* **GOAL**: Collect all lines from the listing that include the string "urteak".

* **Dataset rows about figures**:
◆ ◆ ◆ ◆
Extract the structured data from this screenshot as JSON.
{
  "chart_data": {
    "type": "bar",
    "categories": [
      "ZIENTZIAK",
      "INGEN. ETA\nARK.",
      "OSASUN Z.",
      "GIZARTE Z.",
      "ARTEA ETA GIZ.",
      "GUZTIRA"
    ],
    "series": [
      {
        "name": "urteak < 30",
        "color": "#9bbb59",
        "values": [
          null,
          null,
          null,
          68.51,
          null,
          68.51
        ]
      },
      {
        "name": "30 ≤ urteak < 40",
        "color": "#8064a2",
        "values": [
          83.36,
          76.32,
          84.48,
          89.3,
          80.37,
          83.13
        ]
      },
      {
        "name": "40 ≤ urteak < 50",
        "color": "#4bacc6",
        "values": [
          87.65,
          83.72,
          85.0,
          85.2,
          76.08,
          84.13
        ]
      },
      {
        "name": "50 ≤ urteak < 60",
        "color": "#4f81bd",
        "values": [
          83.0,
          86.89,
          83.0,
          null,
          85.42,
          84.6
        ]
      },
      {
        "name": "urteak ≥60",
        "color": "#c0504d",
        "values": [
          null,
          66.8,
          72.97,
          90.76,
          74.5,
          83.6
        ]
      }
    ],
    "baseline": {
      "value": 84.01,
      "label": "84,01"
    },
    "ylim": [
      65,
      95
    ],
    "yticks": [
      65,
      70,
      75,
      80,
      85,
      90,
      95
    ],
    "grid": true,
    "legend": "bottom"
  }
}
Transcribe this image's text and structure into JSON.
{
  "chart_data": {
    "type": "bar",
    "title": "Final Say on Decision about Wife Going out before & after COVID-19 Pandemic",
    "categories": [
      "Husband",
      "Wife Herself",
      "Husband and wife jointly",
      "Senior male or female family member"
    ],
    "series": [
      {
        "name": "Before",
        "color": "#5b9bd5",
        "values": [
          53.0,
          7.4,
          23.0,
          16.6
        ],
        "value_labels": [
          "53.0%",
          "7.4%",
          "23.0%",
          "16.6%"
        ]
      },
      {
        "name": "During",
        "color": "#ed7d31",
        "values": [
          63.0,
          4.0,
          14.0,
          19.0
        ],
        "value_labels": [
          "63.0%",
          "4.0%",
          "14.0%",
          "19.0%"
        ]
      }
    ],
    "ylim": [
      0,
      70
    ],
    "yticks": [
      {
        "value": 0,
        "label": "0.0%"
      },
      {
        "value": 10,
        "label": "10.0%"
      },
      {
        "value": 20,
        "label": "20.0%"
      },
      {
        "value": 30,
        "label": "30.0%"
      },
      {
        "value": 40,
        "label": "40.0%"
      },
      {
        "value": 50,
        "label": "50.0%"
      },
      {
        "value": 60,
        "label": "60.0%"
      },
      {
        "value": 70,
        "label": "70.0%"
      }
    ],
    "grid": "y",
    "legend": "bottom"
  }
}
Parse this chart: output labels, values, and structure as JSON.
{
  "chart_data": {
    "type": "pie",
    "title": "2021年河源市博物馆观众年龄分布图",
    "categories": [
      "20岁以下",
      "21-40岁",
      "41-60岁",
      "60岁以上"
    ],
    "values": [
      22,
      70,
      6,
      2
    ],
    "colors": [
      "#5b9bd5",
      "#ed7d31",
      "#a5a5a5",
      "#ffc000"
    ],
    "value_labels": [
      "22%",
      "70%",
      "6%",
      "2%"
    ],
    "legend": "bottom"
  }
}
◆ ◆ ◆ ◆
* **COMPLETE OUTPUT**:
        "name": "urteak < 30",
        "name": "30 ≤ urteak < 40",
        "name": "40 ≤ urteak < 50",
        "name": "50 ≤ urteak < 60",
        "name": "urteak ≥60",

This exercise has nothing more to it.